Page transcription records
══════════

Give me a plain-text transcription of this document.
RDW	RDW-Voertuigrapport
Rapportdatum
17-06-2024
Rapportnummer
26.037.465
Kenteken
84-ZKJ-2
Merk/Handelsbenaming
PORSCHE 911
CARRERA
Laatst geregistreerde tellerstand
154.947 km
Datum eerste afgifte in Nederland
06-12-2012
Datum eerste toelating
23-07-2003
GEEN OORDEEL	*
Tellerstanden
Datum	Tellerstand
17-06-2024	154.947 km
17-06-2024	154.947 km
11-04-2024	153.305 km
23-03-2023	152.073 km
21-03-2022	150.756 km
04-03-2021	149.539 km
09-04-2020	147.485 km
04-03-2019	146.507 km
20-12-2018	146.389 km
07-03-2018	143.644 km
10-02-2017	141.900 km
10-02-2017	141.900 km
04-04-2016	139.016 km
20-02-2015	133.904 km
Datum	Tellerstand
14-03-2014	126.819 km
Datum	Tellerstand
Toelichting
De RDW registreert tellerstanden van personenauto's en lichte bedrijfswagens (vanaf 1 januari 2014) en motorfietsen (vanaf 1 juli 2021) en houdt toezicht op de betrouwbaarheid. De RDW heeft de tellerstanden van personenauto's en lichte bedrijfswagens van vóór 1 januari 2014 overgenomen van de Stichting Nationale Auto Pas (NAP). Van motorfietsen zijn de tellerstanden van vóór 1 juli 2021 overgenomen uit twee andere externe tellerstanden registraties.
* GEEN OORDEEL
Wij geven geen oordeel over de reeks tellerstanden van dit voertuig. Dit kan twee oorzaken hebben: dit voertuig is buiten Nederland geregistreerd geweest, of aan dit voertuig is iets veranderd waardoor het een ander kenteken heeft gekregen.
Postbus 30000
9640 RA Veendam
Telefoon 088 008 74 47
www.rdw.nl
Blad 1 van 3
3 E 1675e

══════════

→ **Aim of the task**
Wherever the string "eerste" appears in the records, copy the whole line.

→ **Answer below**
Datum eerste afgifte in Nederland
Datum eerste toelating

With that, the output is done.